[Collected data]
• • • • • • •

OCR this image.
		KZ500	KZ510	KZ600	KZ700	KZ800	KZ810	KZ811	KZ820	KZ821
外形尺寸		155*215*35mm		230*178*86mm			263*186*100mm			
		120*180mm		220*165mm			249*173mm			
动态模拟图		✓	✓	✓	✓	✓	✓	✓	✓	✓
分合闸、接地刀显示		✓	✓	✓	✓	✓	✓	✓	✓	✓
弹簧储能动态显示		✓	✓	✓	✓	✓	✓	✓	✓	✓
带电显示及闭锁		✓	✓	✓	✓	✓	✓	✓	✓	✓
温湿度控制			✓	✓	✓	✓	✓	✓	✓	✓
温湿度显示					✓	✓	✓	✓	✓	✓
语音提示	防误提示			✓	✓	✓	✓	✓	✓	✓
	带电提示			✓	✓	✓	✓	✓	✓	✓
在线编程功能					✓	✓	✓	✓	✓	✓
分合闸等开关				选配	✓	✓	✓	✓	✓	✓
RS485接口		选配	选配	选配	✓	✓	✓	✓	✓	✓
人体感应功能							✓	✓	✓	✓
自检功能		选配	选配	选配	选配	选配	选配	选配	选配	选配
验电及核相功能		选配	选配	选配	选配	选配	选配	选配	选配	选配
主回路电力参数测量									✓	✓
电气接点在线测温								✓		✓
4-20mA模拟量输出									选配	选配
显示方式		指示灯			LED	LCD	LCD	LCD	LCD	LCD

• • • • • • •

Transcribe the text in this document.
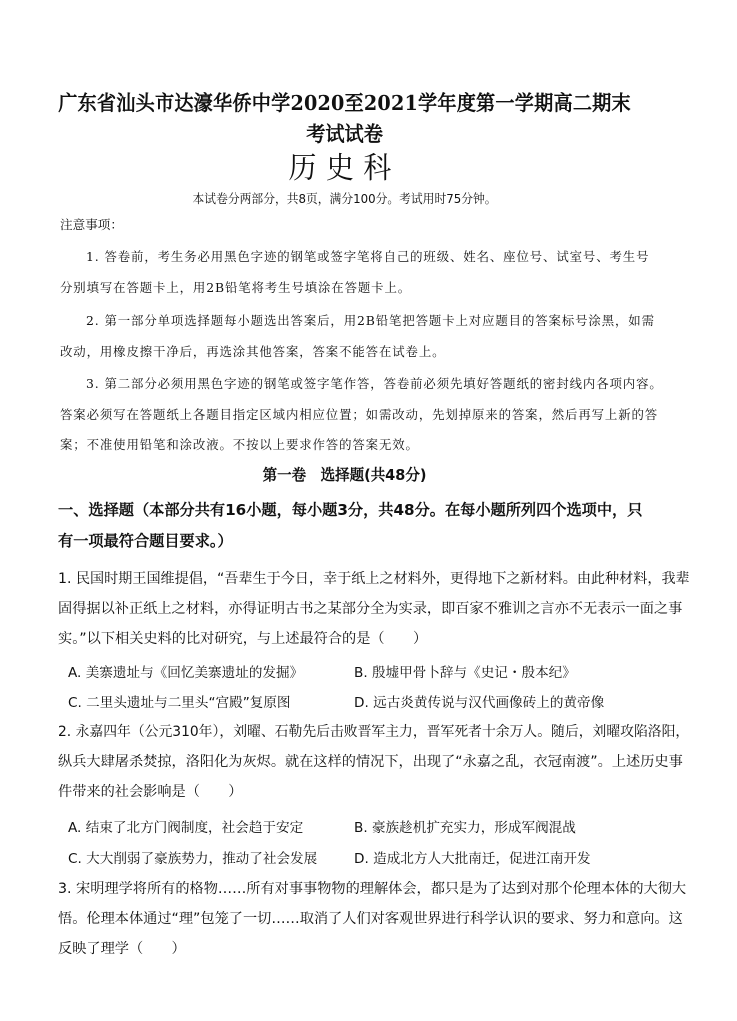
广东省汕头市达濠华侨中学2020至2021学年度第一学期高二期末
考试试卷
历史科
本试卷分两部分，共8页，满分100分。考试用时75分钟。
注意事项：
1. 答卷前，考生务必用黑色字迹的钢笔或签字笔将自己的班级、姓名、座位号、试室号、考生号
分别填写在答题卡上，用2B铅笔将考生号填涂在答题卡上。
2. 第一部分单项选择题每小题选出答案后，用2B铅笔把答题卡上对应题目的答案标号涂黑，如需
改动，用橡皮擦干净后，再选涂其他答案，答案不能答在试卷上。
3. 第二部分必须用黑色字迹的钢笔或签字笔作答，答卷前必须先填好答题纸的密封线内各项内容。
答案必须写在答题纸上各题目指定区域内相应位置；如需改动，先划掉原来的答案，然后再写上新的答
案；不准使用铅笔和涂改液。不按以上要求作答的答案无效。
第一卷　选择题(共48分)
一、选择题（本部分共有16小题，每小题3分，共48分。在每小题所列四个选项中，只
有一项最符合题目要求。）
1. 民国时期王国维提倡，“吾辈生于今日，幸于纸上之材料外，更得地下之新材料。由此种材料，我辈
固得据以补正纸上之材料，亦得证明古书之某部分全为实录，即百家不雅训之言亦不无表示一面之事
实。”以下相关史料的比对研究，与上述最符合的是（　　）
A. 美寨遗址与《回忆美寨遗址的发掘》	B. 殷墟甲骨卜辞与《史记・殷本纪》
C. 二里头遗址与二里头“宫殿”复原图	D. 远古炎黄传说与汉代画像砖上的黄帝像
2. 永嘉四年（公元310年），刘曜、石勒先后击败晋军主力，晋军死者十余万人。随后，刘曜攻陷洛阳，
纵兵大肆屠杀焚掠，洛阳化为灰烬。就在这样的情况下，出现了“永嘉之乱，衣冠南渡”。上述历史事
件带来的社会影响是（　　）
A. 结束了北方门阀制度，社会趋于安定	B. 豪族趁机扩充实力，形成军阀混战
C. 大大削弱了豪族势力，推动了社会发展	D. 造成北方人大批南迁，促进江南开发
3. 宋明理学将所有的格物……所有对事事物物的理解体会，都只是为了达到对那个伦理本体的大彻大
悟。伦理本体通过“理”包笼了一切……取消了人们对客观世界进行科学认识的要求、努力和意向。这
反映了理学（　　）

• • • • • • •

#### [Exercise objective]
State the number of lines holding the word "this" in the listing. Add nothing else.

#### [The response]
2